What this task involves –
Count lines holding the string "life" in the data that follows. Reply with one number only.

Stored rows –
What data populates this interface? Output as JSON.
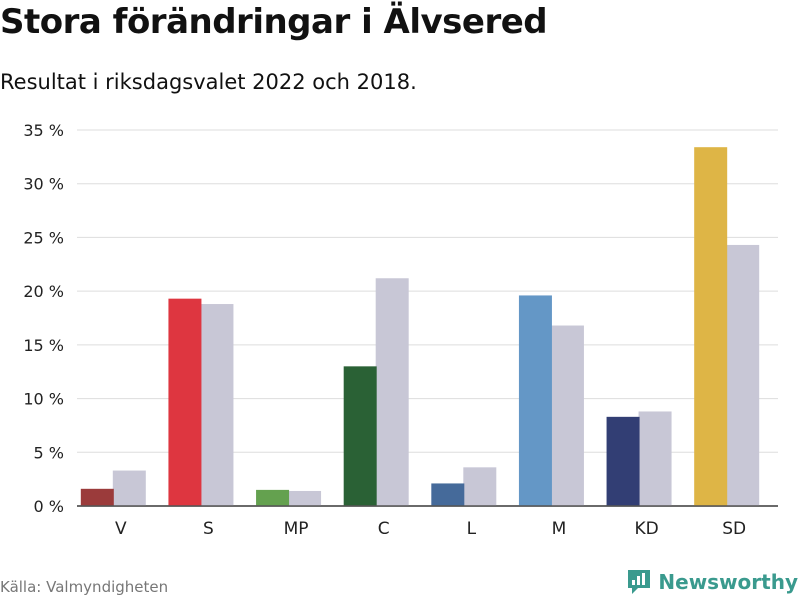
{
  "title": "Stora förändringar i Älvsered",
  "subtitle": "Resultat i riksdagsvalet 2022 och 2018.",
  "source": "Källa: Valmyndigheten",
  "brand": "Newsworthy",
  "colors": {
    "previous": "#c8c7d6",
    "grid": "#dddddd",
    "brand": "#3a9a8e",
    "parties": {
      "V": "#9b3b3b",
      "S": "#de3640",
      "MP": "#64a14f",
      "C": "#2a6135",
      "L": "#456a9a",
      "M": "#6497c6",
      "KD": "#323e74",
      "SD": "#deb546"
    }
  },
  "chart_data": {
    "type": "bar",
    "title": "Stora förändringar i Älvsered",
    "subtitle": "Resultat i riksdagsvalet 2022 och 2018.",
    "categories": [
      "V",
      "S",
      "MP",
      "C",
      "L",
      "M",
      "KD",
      "SD"
    ],
    "series": [
      {
        "name": "2022",
        "values": [
          1.6,
          19.3,
          1.5,
          13.0,
          2.1,
          19.6,
          8.3,
          33.4
        ]
      },
      {
        "name": "2018",
        "values": [
          3.3,
          18.8,
          1.4,
          21.2,
          3.6,
          16.8,
          8.8,
          24.3
        ]
      }
    ],
    "yticks": [
      0,
      5,
      10,
      15,
      20,
      25,
      30,
      35
    ],
    "ytick_labels": [
      "0 %",
      "5 %",
      "10 %",
      "15 %",
      "20 %",
      "25 %",
      "30 %",
      "35 %"
    ],
    "ylim": [
      0,
      35
    ],
    "xlabel": "",
    "ylabel": "",
    "grid": true,
    "legend": "none"
  }
}
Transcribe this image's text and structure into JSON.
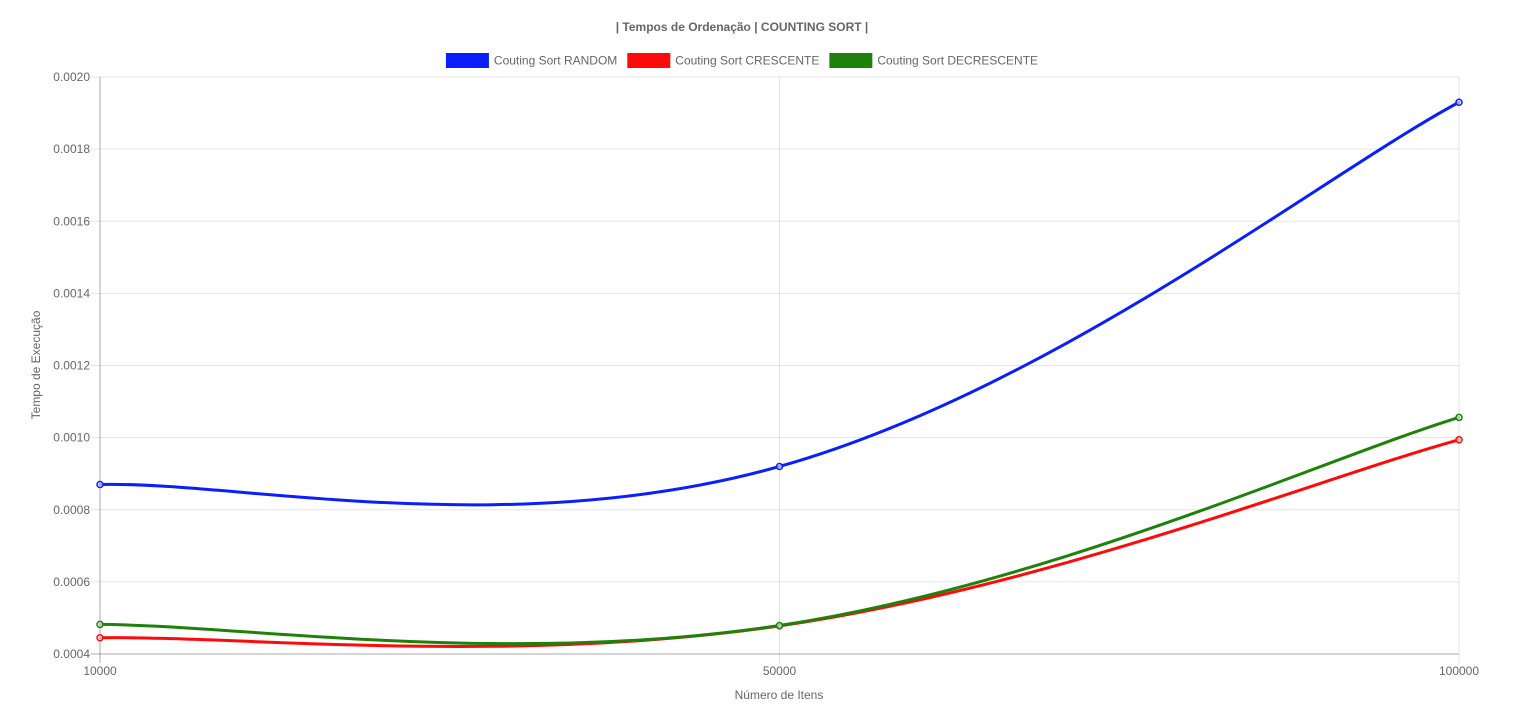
{
  "chart_data": {
    "type": "line",
    "title": "| Tempos de Ordenação | COUNTING SORT |",
    "xlabel": "Número de Itens",
    "ylabel": "Tempo de Execução",
    "x": [
      "10000",
      "50000",
      "100000"
    ],
    "ylim": [
      0.0004,
      0.002
    ],
    "yticks": [
      "0.0004",
      "0.0006",
      "0.0008",
      "0.0010",
      "0.0012",
      "0.0014",
      "0.0016",
      "0.0018",
      "0.0020"
    ],
    "grid": true,
    "legend_position": "top",
    "smooth": true,
    "series": [
      {
        "name": "Couting Sort RANDOM",
        "color": "#0a1eff",
        "values": [
          0.00087,
          0.00092,
          0.00193
        ]
      },
      {
        "name": "Couting Sort CRESCENTE",
        "color": "#ff0a0a",
        "values": [
          0.000445,
          0.000478,
          0.000994
        ]
      },
      {
        "name": "Couting Sort DECRESCENTE",
        "color": "#1e820a",
        "values": [
          0.000482,
          0.000479,
          0.001056
        ]
      }
    ]
  }
}
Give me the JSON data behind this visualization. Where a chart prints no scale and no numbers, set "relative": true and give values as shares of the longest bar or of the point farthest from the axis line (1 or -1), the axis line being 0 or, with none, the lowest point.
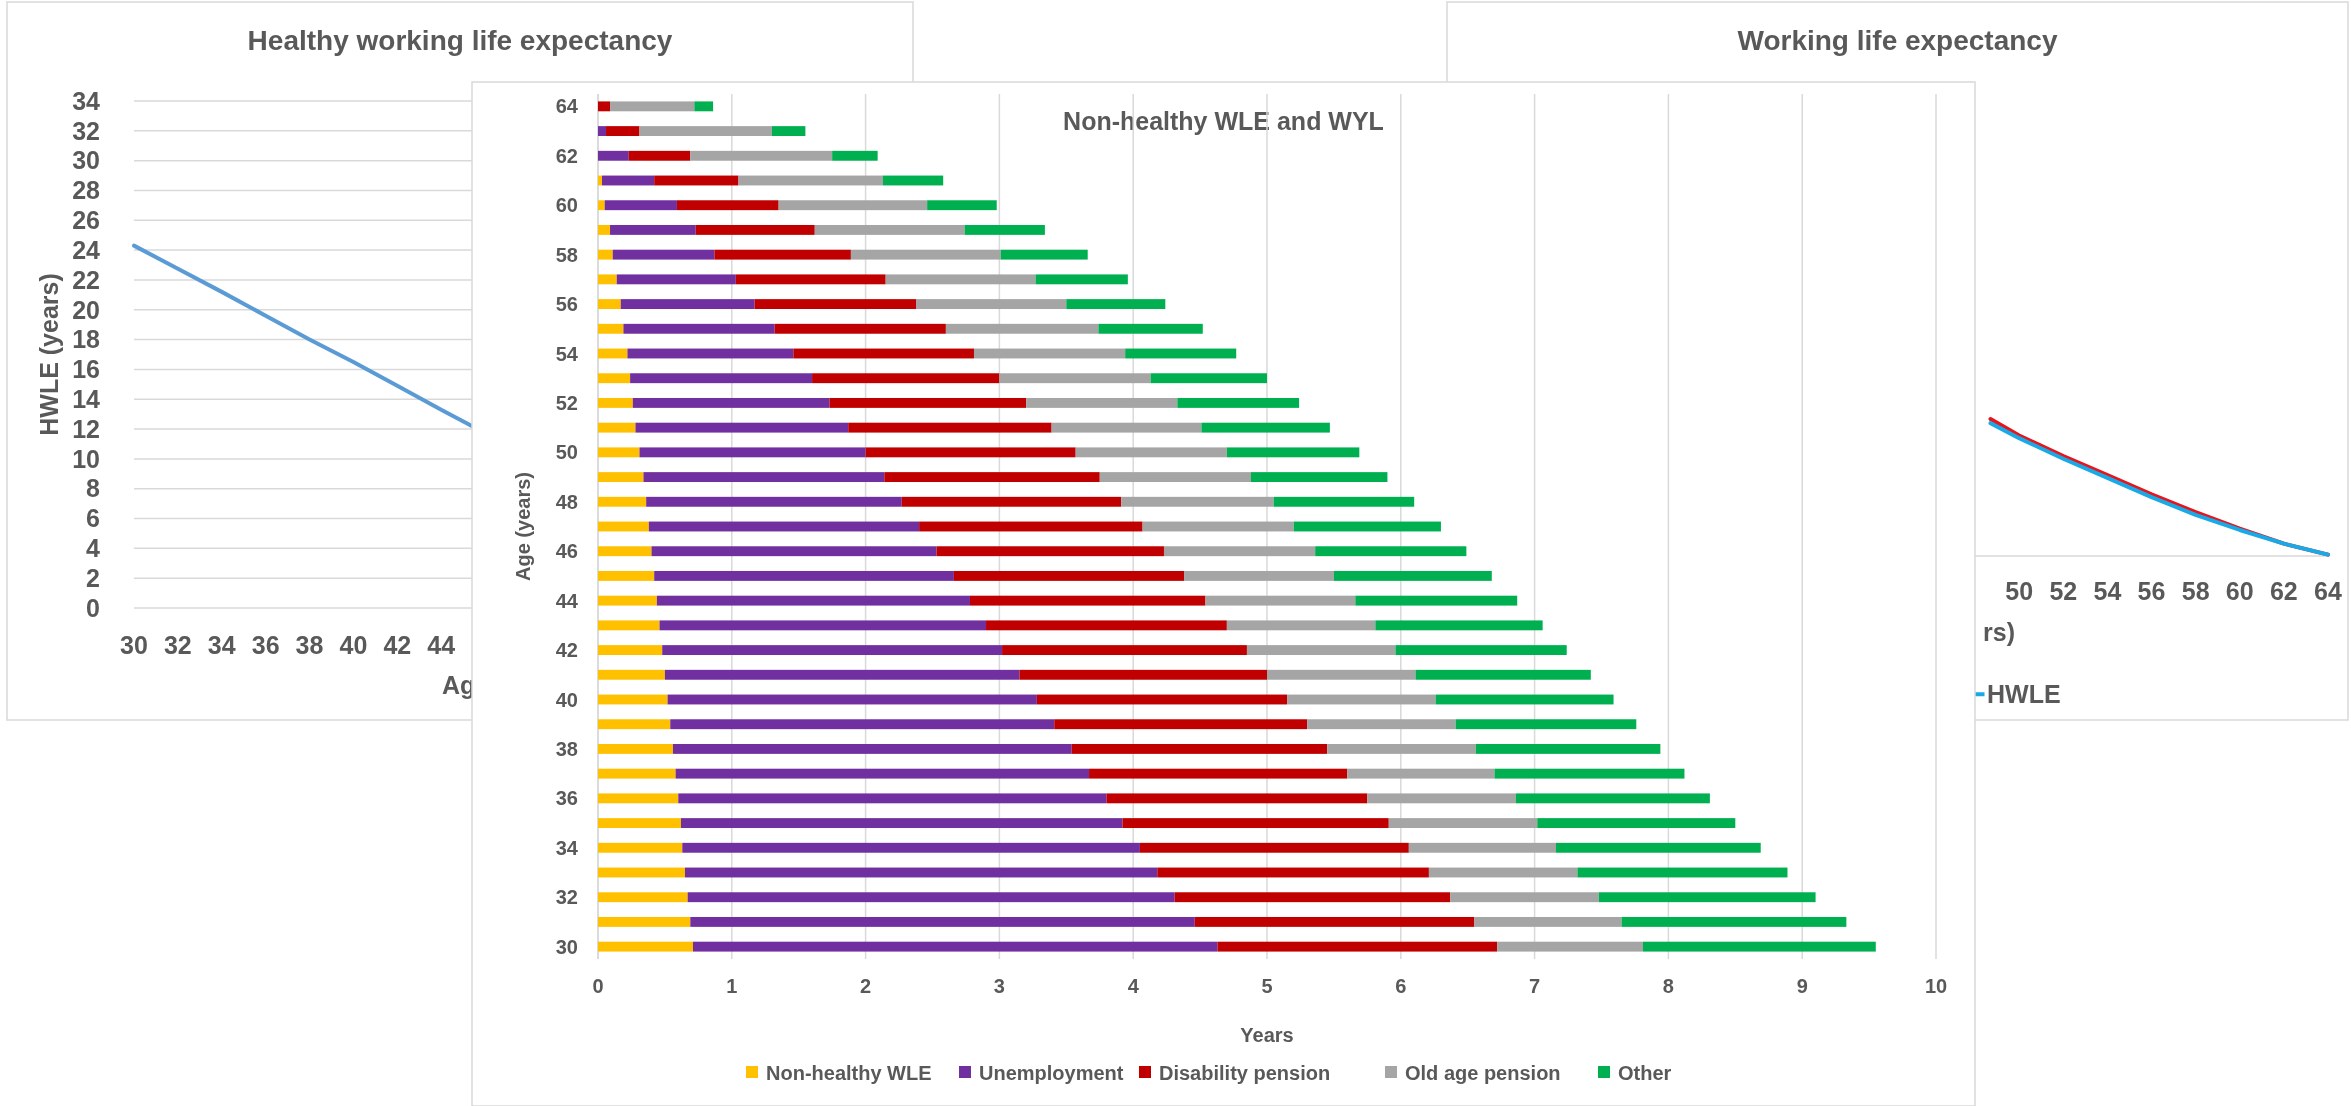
{
  "chart_data": [
    {
      "type": "line",
      "title": "Healthy working life expectancy",
      "xlabel": "Ag",
      "ylabel": "HWLE (years)",
      "x": [
        30,
        32,
        34,
        36,
        38,
        40,
        42,
        44,
        45.4
      ],
      "series": [
        {
          "color": "#5b9bd5",
          "values": [
            24.3,
            22.75,
            21.2,
            19.6,
            18.0,
            16.5,
            14.9,
            13.3,
            12.2
          ]
        }
      ],
      "xlim": [
        30,
        64
      ],
      "ylim": [
        0,
        34
      ],
      "xticks": [
        30,
        32,
        34,
        36,
        38,
        40,
        42,
        44
      ],
      "yticks": [
        0,
        2,
        4,
        6,
        8,
        10,
        12,
        14,
        16,
        18,
        20,
        22,
        24,
        26,
        28,
        30,
        32,
        34
      ],
      "grid": "y"
    },
    {
      "type": "bar",
      "orientation": "horizontal",
      "stacked": true,
      "title": "Non-healthy WLE and WYL",
      "xlabel": "Years",
      "ylabel": "Age (years)",
      "categories": [
        "64",
        null,
        "62",
        null,
        "60",
        null,
        "58",
        null,
        "56",
        null,
        "54",
        null,
        "52",
        null,
        "50",
        null,
        "48",
        null,
        "46",
        null,
        "44",
        null,
        "42",
        null,
        "40",
        null,
        "38",
        null,
        "36",
        null,
        "34",
        null,
        "32",
        null,
        "30"
      ],
      "series": [
        {
          "name": "Non-healthy WLE",
          "color": "#ffc000",
          "values": [
            0,
            0,
            0,
            0.03,
            0.05,
            0.09,
            0.11,
            0.14,
            0.17,
            0.19,
            0.22,
            0.24,
            0.26,
            0.28,
            0.31,
            0.34,
            0.36,
            0.38,
            0.4,
            0.42,
            0.44,
            0.46,
            0.48,
            0.5,
            0.52,
            0.54,
            0.56,
            0.58,
            0.6,
            0.62,
            0.63,
            0.65,
            0.67,
            0.69,
            0.71
          ]
        },
        {
          "name": "Unemployment",
          "color": "#7030a0",
          "values": [
            0,
            0.06,
            0.23,
            0.39,
            0.54,
            0.64,
            0.76,
            0.89,
            1.0,
            1.13,
            1.24,
            1.36,
            1.47,
            1.59,
            1.69,
            1.8,
            1.91,
            2.02,
            2.13,
            2.24,
            2.34,
            2.44,
            2.54,
            2.65,
            2.76,
            2.87,
            2.98,
            3.09,
            3.2,
            3.3,
            3.42,
            3.53,
            3.64,
            3.77,
            3.92
          ]
        },
        {
          "name": "Disability pension",
          "color": "#c00000",
          "values": [
            0.09,
            0.25,
            0.46,
            0.63,
            0.76,
            0.89,
            1.02,
            1.12,
            1.21,
            1.28,
            1.35,
            1.4,
            1.47,
            1.52,
            1.57,
            1.61,
            1.64,
            1.67,
            1.7,
            1.72,
            1.76,
            1.8,
            1.83,
            1.85,
            1.87,
            1.89,
            1.91,
            1.93,
            1.95,
            1.99,
            2.01,
            2.03,
            2.06,
            2.09,
            2.09
          ]
        },
        {
          "name": "Old age pension",
          "color": "#a5a5a5",
          "values": [
            0.63,
            0.99,
            1.06,
            1.08,
            1.11,
            1.12,
            1.12,
            1.12,
            1.12,
            1.14,
            1.13,
            1.13,
            1.13,
            1.12,
            1.13,
            1.13,
            1.14,
            1.13,
            1.13,
            1.12,
            1.12,
            1.11,
            1.11,
            1.11,
            1.11,
            1.11,
            1.11,
            1.1,
            1.11,
            1.11,
            1.1,
            1.11,
            1.11,
            1.1,
            1.09
          ]
        },
        {
          "name": "Other",
          "color": "#00b050",
          "values": [
            0.14,
            0.25,
            0.34,
            0.45,
            0.52,
            0.6,
            0.65,
            0.69,
            0.74,
            0.78,
            0.83,
            0.87,
            0.91,
            0.96,
            0.99,
            1.02,
            1.05,
            1.1,
            1.13,
            1.18,
            1.21,
            1.25,
            1.28,
            1.31,
            1.33,
            1.35,
            1.38,
            1.42,
            1.45,
            1.48,
            1.53,
            1.57,
            1.62,
            1.68,
            1.74
          ]
        }
      ],
      "xlim": [
        0,
        10
      ],
      "xticks": [
        0,
        1,
        2,
        3,
        4,
        5,
        6,
        7,
        8,
        9,
        10
      ],
      "grid": "x",
      "legend": "bottom"
    },
    {
      "type": "line",
      "title": "Working life expectancy",
      "xlabel": "rs)",
      "x": [
        48.7,
        50,
        52,
        54,
        56,
        58,
        60,
        62,
        64
      ],
      "series": [
        {
          "color": "#e8141b",
          "values": [
            1,
            0.88,
            0.73,
            0.59,
            0.45,
            0.32,
            0.2,
            0.09,
            0.01
          ]
        },
        {
          "name": "HWLE",
          "color": "#19a9e6",
          "values": [
            0.97,
            0.86,
            0.71,
            0.57,
            0.43,
            0.3,
            0.19,
            0.09,
            0.01
          ]
        }
      ],
      "relative": true,
      "xlim": [
        30,
        64
      ],
      "xticks": [
        50,
        52,
        54,
        56,
        58,
        60,
        62,
        64
      ],
      "legend": "bottom"
    }
  ]
}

Correct answer –
2